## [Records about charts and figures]

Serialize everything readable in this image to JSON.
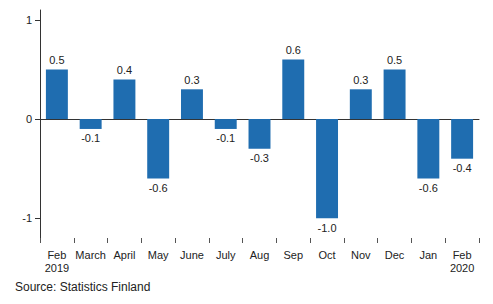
{
  "chart_data": {
    "type": "bar",
    "categories": [
      "Feb\n2019",
      "March",
      "April",
      "May",
      "June",
      "July",
      "Aug",
      "Sep",
      "Oct",
      "Nov",
      "Dec",
      "Jan",
      "Feb\n2020"
    ],
    "values": [
      0.5,
      -0.1,
      0.4,
      -0.6,
      0.3,
      -0.1,
      -0.3,
      0.6,
      -1.0,
      0.3,
      0.5,
      -0.6,
      -0.4
    ],
    "value_labels": [
      "0.5",
      "-0.1",
      "0.4",
      "-0.6",
      "0.3",
      "-0.1",
      "-0.3",
      "0.6",
      "-1.0",
      "0.3",
      "0.5",
      "-0.6",
      "-0.4"
    ],
    "color": "#1f6db0",
    "ylim": [
      -1.2,
      1.1
    ],
    "yticks": [
      -1,
      0,
      1
    ],
    "grid": false,
    "data_labels": true,
    "source": "Source: Statistics Finland"
  }
}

## [WHAT THE TASK ASKS]
Take the listing and print it again exactly, but without any pictures.

## [EXERCISE RESULT]
Serialize everything readable in this image to JSON.
{
  "chart_data": {
    "type": "bar",
    "categories": [
      "Feb\n2019",
      "March",
      "April",
      "May",
      "June",
      "July",
      "Aug",
      "Sep",
      "Oct",
      "Nov",
      "Dec",
      "Jan",
      "Feb\n2020"
    ],
    "values": [
      0.5,
      -0.1,
      0.4,
      -0.6,
      0.3,
      -0.1,
      -0.3,
      0.6,
      -1.0,
      0.3,
      0.5,
      -0.6,
      -0.4
    ],
    "value_labels": [
      "0.5",
      "-0.1",
      "0.4",
      "-0.6",
      "0.3",
      "-0.1",
      "-0.3",
      "0.6",
      "-1.0",
      "0.3",
      "0.5",
      "-0.6",
      "-0.4"
    ],
    "color": "#1f6db0",
    "ylim": [
      -1.2,
      1.1
    ],
    "yticks": [
      -1,
      0,
      1
    ],
    "grid": false,
    "data_labels": true,
    "source": "Source: Statistics Finland"
  }
}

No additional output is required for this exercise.